Song by BTS

from the album Love Yourself: Answer
- Released: August 9, 2018
- Recorded: 2018
- Studio: Carrot Express; Dogg Bounce;
- Genre: Alternative rock
- Length: 4:00
- Label: Big Hit Entertainment
- Songwriters: ”hitman” bang; Slow Rabbit; Adora;
- Producer: Slow Rabbit

Music video
- "'Epiphany' Comeback Trailer" on YouTube

= Epiphany (BTS song) =

Song by BTS

"Epiphany" is a song by South Korean boy band BTS, sung as a solo by member Jin. It was released August 9, 2018, with the compilation album Love Yourself: Answer. It was written by ”hitman” bang, Slow Rabbit, and Adora, with Slow Rabbit being the sole producer.

== Background and release ==
The music video was released a week ahead of the pending album Love Yourself: Answer as a comeback trailer. Upon release, searches for the word increased 575%. It had over twenty million views in the first twenty-four hours.

== Promotion ==
The song was promoted at the 2018 KBS Song Festival on December 29, 2018.

== Music video ==
Billboard stated that the video tied in with the other music videos of the "Love Yourself" era thematically and narratively. It draws on the importance of self-love with lyrics such as, "I'm the one I should love in this world/Shining me, this precious soul of mine/I finally realize/So I love me/Not so perfect but so beautiful.”

Other critics pointed out the symbolism throughout the video, such as the calla lily and notebook, the sense of going backward and forward, through time and through different versions of one's self, guiding oneself to self-love. The video also switches from black-and-white to color, showing contrast and symbolizing acceptance as well as resignation. In line with the universe created through BTS's previous music videos and Love Yourself series, the video implies that member Jin, who moves back and forth through time to different alternate universes to try and save his friends, has finally realized that the answer to what he is searching for lies within himself.

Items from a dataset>
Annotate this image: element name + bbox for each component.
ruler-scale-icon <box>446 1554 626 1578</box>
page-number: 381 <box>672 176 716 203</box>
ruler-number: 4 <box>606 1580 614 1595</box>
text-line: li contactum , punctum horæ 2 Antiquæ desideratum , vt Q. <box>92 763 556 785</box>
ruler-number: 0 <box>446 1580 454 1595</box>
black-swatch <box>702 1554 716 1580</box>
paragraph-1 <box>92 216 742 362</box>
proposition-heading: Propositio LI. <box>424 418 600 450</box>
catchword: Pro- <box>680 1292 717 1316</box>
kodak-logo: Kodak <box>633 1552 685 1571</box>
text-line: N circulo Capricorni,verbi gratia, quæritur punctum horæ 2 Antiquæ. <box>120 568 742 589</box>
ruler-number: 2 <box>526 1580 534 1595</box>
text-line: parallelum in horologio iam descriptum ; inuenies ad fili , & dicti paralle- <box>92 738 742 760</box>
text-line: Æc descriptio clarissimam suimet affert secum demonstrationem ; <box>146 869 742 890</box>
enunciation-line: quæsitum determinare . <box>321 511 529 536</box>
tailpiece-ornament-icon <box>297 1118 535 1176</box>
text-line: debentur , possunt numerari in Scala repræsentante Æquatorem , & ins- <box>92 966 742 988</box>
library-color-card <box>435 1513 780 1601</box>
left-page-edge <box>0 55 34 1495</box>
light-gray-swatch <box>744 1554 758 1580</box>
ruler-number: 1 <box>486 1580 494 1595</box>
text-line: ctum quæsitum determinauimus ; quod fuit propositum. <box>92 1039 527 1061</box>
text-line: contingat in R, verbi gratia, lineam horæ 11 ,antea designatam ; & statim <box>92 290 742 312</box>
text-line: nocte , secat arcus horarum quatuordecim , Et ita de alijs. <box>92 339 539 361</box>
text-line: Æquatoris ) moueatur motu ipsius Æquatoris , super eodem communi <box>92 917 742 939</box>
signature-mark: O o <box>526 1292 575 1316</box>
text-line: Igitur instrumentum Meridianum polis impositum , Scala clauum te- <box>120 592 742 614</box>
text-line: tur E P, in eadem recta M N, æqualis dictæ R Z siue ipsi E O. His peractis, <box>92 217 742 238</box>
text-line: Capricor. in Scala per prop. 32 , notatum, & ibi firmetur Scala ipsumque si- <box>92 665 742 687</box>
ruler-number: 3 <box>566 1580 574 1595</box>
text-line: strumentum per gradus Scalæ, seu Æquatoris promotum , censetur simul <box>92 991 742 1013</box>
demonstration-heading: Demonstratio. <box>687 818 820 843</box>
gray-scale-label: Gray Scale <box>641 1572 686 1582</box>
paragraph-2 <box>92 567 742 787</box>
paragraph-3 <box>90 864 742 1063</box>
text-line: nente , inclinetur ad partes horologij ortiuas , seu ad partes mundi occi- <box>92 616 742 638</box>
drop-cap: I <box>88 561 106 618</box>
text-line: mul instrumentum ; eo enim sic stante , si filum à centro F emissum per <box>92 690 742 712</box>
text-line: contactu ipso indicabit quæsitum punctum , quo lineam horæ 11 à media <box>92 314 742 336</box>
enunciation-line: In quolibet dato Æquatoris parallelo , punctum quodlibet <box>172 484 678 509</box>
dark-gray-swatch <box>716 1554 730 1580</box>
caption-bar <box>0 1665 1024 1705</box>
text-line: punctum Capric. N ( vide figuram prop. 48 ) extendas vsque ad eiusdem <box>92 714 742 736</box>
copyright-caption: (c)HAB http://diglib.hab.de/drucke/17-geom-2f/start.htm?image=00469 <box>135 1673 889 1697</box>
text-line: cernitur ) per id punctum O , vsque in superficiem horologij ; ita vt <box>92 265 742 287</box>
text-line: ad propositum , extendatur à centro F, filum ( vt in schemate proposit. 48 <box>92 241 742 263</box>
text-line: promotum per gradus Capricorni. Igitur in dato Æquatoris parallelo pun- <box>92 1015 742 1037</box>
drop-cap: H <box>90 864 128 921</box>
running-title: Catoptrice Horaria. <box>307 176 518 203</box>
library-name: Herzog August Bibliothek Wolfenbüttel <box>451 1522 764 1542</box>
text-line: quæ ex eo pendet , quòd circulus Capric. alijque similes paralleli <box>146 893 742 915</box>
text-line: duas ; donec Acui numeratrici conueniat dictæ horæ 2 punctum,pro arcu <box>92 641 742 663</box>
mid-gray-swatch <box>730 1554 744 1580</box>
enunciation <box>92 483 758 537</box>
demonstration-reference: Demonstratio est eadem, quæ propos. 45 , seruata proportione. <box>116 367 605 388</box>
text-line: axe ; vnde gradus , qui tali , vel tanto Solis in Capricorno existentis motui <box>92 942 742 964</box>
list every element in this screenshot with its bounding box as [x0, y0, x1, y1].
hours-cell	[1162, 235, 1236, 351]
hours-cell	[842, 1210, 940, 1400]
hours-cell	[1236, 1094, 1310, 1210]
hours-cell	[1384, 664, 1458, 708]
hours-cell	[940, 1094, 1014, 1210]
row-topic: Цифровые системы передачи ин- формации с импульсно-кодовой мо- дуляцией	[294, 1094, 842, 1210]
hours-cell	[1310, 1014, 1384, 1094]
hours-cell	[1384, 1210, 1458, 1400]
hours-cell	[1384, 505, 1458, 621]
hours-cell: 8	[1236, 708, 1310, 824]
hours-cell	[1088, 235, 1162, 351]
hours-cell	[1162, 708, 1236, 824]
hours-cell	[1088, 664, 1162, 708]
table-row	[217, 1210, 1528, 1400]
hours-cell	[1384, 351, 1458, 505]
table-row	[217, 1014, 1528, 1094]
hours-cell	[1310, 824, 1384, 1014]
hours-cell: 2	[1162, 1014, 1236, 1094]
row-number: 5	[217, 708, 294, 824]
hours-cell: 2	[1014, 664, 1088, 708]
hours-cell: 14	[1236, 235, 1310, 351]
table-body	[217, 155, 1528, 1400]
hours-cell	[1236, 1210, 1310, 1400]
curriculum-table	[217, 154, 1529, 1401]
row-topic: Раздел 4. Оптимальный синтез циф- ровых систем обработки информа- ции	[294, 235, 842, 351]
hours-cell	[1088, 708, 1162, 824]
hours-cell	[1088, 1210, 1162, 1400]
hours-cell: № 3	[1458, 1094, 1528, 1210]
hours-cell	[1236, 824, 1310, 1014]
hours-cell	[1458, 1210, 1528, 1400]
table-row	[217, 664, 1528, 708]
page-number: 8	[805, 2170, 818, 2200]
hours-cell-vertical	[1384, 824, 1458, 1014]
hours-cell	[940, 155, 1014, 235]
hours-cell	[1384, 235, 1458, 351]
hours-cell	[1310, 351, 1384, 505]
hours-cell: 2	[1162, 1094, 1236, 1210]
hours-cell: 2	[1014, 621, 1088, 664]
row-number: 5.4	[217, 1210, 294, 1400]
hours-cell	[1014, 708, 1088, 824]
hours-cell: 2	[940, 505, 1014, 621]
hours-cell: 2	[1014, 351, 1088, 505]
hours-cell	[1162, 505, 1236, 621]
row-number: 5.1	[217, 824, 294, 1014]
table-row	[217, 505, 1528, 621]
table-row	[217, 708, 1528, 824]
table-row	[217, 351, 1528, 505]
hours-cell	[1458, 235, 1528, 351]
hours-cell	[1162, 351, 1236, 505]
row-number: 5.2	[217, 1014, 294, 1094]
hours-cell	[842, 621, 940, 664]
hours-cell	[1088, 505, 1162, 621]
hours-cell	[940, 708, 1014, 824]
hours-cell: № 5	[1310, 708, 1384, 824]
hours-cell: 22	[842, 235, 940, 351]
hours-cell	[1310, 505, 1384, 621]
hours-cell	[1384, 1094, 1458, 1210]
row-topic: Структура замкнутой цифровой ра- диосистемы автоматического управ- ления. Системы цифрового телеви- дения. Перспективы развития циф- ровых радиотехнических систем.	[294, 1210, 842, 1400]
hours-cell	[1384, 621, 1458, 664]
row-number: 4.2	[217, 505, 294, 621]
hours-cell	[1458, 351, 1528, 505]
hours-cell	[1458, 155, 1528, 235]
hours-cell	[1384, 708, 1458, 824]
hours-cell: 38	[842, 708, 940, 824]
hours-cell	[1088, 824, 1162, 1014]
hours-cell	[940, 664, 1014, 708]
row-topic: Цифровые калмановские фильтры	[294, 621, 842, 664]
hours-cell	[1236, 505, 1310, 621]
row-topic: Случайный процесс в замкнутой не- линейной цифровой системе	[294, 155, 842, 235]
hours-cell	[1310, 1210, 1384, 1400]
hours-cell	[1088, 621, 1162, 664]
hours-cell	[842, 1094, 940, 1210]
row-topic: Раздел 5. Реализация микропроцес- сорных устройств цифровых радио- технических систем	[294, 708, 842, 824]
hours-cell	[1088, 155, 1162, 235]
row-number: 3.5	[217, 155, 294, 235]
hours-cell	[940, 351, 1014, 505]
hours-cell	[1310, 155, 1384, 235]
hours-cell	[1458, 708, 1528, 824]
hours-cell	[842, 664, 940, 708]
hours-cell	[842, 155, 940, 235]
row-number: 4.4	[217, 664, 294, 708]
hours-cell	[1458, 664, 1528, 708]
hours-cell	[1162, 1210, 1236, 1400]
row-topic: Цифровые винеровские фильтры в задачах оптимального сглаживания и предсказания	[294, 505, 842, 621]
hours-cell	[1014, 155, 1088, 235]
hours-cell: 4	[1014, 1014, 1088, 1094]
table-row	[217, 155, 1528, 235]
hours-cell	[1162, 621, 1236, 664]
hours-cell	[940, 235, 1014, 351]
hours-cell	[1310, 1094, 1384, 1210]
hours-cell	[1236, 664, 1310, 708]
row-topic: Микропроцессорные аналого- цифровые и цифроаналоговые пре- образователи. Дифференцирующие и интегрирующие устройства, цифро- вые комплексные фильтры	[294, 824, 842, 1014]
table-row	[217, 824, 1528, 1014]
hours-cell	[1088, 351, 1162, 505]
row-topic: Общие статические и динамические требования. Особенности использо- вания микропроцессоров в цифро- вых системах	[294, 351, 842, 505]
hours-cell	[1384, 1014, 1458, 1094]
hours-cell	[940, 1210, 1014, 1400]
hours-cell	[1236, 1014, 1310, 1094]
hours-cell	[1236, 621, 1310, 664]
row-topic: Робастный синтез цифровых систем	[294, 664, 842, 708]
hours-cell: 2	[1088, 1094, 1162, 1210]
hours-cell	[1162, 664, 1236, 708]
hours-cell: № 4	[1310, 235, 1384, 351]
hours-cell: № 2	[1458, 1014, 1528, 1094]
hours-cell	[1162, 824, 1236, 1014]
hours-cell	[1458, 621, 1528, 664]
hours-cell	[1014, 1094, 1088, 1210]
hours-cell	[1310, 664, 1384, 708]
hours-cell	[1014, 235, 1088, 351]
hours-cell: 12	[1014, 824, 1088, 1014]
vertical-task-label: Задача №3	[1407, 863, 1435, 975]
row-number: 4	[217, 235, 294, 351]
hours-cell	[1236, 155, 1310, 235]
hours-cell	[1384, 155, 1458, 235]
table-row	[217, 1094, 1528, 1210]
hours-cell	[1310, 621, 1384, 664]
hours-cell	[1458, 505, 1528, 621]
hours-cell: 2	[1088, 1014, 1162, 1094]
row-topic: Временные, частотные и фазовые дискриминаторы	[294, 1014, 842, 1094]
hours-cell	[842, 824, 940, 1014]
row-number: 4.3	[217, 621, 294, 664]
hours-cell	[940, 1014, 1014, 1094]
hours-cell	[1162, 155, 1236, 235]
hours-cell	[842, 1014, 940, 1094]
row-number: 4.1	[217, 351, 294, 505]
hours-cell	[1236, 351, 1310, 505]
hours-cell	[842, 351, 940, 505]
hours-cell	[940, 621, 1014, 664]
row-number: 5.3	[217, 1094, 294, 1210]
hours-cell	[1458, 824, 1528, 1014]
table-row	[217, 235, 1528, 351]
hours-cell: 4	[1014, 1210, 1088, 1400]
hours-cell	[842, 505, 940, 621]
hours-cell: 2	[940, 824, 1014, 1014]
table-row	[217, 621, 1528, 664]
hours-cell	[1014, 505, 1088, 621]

Required work>
**a)** According to the article on the BTS song "Epiphany," what does the music video's switch from black-and-white to color convey? Answer in one to three sentences.
**b)** Please carry on the article about the BTS song "Epiphany" from its last sentence.
These entries were taken from a different source than the text.

Exercise results>
**a)** The switch from black-and-white to color shows contrast. It also symbolizes acceptance as well as resignation.

**b)**
The trailer was directed by Yong-seok Choi of Lumpens. The assistant directors were Guzza, Park Hyejeong, and Jeong Minje of Lumpens. Other key personnel were Kim Daehong who was the robot arm operator, Shin Seunghoon the gaffer, Song Sukki the technical director, and Hong Yeongjun who was the key scenic artist. Additionally, Kim Bona and Park Jinsil from MU:E were the art directors.

== Composition ==
Musically, the song has been described as alternative rock, with blends soft acoustic guitar and wavy electric riffs. South China Morning Post, however, stated it is a "thought provoking ballad".

"Epiphany" is 3:48 minutes long and in the key of F major, with a piano leading it. Jin's vocal range span from the note of D3 to F5. It is 136 beats per minute.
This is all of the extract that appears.